Find every line with the word "USTAWY" and report how many there are, without any other text.

## INPUT RECORDS
++++

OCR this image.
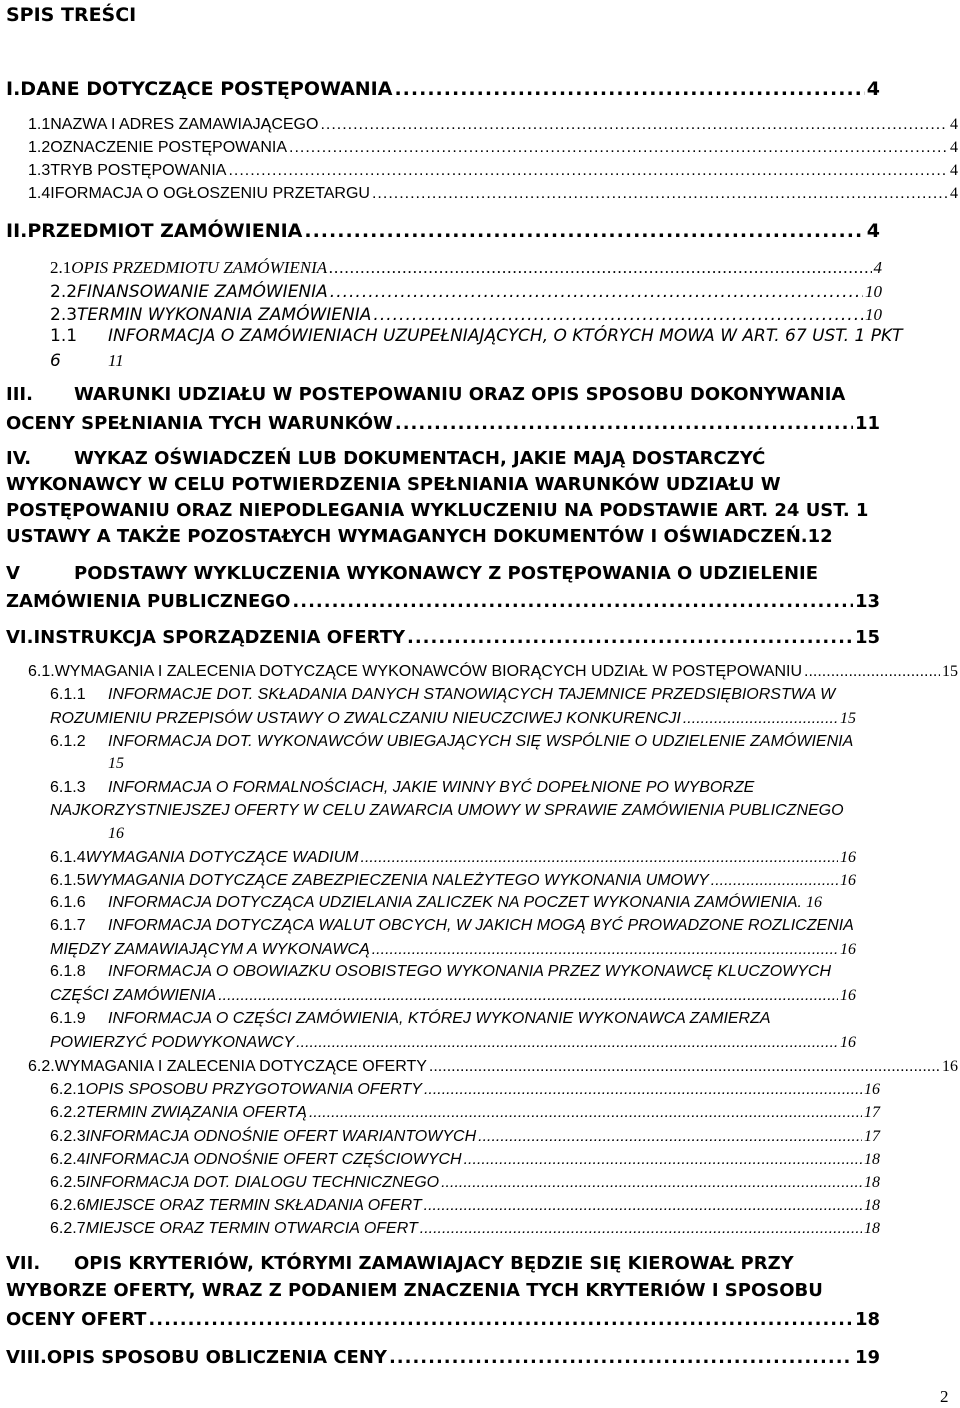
SPIS TREŚCI
I. DANE DOTYCZĄCE POSTĘPOWANIA .....	4
1.1 NAZWA I ADRES ZAMAWIAJĄCEGO .....	4
1.2 OZNACZENIE POSTĘPOWANIA .....	4
1.3 TRYB POSTĘPOWANIA .....	4
1.4 IFORMACJA O OGŁOSZENIU PRZETARGU .....	4
II. PRZEDMIOT ZAMÓWIENIA .....	4
2.1 OPIS PRZEDMIOTU ZAMÓWIENIA .....	4
2.2 FINANSOWANIE ZAMÓWIENIA .....	10
2.3 TERMIN WYKONANIA ZAMÓWIENIA .....	10
1.1 INFORMACJA O ZAMÓWIENIACH UZUPEŁNIAJĄCYCH, O KTÓRYCH MOWA W ART. 67 UST. 1 PKT
6	11
III. WARUNKI UDZIAŁU W POSTEPOWANIU ORAZ OPIS SPOSOBU DOKONYWANIA
OCENY SPEŁNIANIA TYCH WARUNKÓW .....	11
IV. WYKAZ OŚWIADCZEŃ LUB DOKUMENTACH, JAKIE MAJĄ DOSTARCZYĆ
WYKONAWCY W CELU POTWIERDZENIA SPEŁNIANIA WARUNKÓW UDZIAŁU W
POSTĘPOWANIU ORAZ NIEPODLEGANIA WYKLUCZENIU NA PODSTAWIE ART. 24 UST. 1
USTAWY A TAKŻE POZOSTAŁYCH WYMAGANYCH DOKUMENTÓW I OŚWIADCZEŃ.12
V	PODSTAWY WYKLUCZENIA WYKONAWCY Z POSTĘPOWANIA O UDZIELENIE
ZAMÓWIENIA PUBLICZNEGO .....	13
VI. INSTRUKCJA SPORZĄDZENIA OFERTY .....	15
6.1. WYMAGANIA I ZALECENIA DOTYCZĄCE WYKONAWCÓW BIORĄCYCH UDZIAŁ W POSTĘPOWANIU .....	15
6.1.1 INFORMACJE DOT. SKŁADANIA DANYCH STANOWIĄCYCH TAJEMNICE PRZEDSIĘBIORSTWA W
ROZUMIENIU PRZEPISÓW USTAWY O ZWALCZANIU NIEUCZCIWEJ KONKURENCJI .....	15
6.1.2 INFORMACJA DOT. WYKONAWCÓW UBIEGAJĄCYCH SIĘ WSPÓLNIE O UDZIELENIE ZAMÓWIENIA
15
6.1.3 INFORMACJA O FORMALNOŚCIACH, JAKIE WINNY BYĆ DOPEŁNIONE PO WYBORZE
NAJKORZYSTNIEJSZEJ OFERTY W CELU ZAWARCIA UMOWY W SPRAWIE ZAMÓWIENIA PUBLICZNEGO
16
6.1.4 WYMAGANIA DOTYCZĄCE WADIUM .....	16
6.1.5 WYMAGANIA DOTYCZĄCE ZABEZPIECZENIA NALEŻYTEGO WYKONANIA UMOWY .....	16
6.1.6 INFORMACJA DOTYCZĄCA UDZIELANIA ZALICZEK NA POCZET WYKONANIA ZAMÓWIENIA. 16
6.1.7 INFORMACJA DOTYCZĄCA WALUT OBCYCH, W JAKICH MOGĄ BYĆ PROWADZONE ROZLICZENIA
MIĘDZY ZAMAWIAJĄCYM A WYKONAWCĄ .....	16
6.1.8 INFORMACJA O OBOWIAZKU OSOBISTEGO WYKONANIA PRZEZ WYKONAWCĘ KLUCZOWYCH
CZĘŚCI ZAMÓWIENIA .....	16
6.1.9 INFORMACJA O CZĘŚCI ZAMÓWIENIA, KTÓREJ WYKONANIE WYKONAWCA ZAMIERZA
POWIERZYĆ PODWYKONAWCY .....	16
6.2. WYMAGANIA I ZALECENIA DOTYCZĄCE OFERTY .....	16
6.2.1 OPIS SPOSOBU PRZYGOTOWANIA OFERTY .....	16
6.2.2 TERMIN ZWIĄZANIA OFERTĄ .....	17
6.2.3 INFORMACJA ODNOŚNIE OFERT WARIANTOWYCH .....	17
6.2.4 INFORMACJA ODNOŚNIE OFERT CZĘŚCIOWYCH .....	18
6.2.5 INFORMACJA DOT. DIALOGU TECHNICZNEGO .....	18
6.2.6 MIEJSCE ORAZ TERMIN SKŁADANIA OFERT .....	18
6.2.7 MIEJSCE ORAZ TERMIN OTWARCIA OFERT .....	18
VII. OPIS KRYTERIÓW, KTÓRYMI ZAMAWIAJACY BĘDZIE SIĘ KIEROWAŁ PRZY
WYBORZE OFERTY, WRAZ Z PODANIEM ZNACZENIA TYCH KRYTERIÓW I SPOSOBU
OCENY OFERT .....	18
VIII. OPIS SPOSOBU OBLICZENIA CENY .....	19
2
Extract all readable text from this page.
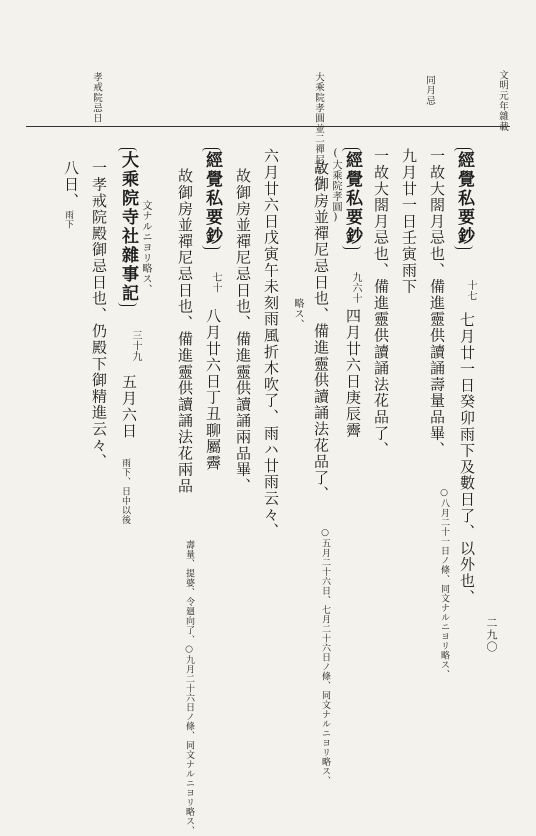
文明元年雜載
同月忌
大乘院孝圓並二禪尼忌日
孝戒院忌日
二九〇
經覺私要鈔
十七
七月廿一日癸卯雨下及數日了、以外也、
一故大閤月忌也、備進靈供讀誦壽量品畢、
○八月二十一日ノ條、同文ナルニヨリ略ス、
九月廿一日壬寅雨下
一故大閤月忌也、備進靈供讀誦法花品了、
略ス、
經覺私要鈔
九六十
四月廿六日庚辰霽
(大乘院孝圓)
故御房並禪尼忌日也、備進靈供讀誦法花品了、
○五月二十六日、七月二十六日ノ條、同文ナルニヨリ略ス、
六月廿六日戊寅午未刻雨風折木吹了、雨ハ廿雨云々、
故御房並禪尼忌日也、備進靈供讀誦兩品畢、
經覺私要鈔
七十
八月廿六日丁丑聊屬霽
故御房並禪尼忌日也、備進靈供讀誦法花兩品
壽量、提婆、令廻向了、○九月二十六日ノ條、同文ナルニヨリ略ス、
文ナルニヨリ略ス、
大乘院寺社雜事記
三十九
五月六日
雨下、日中以後
一孝戒院殿御忌日也、仍殿下御精進云々、
八日、
雨下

++++

## REPLY TO THE EXERCISE
2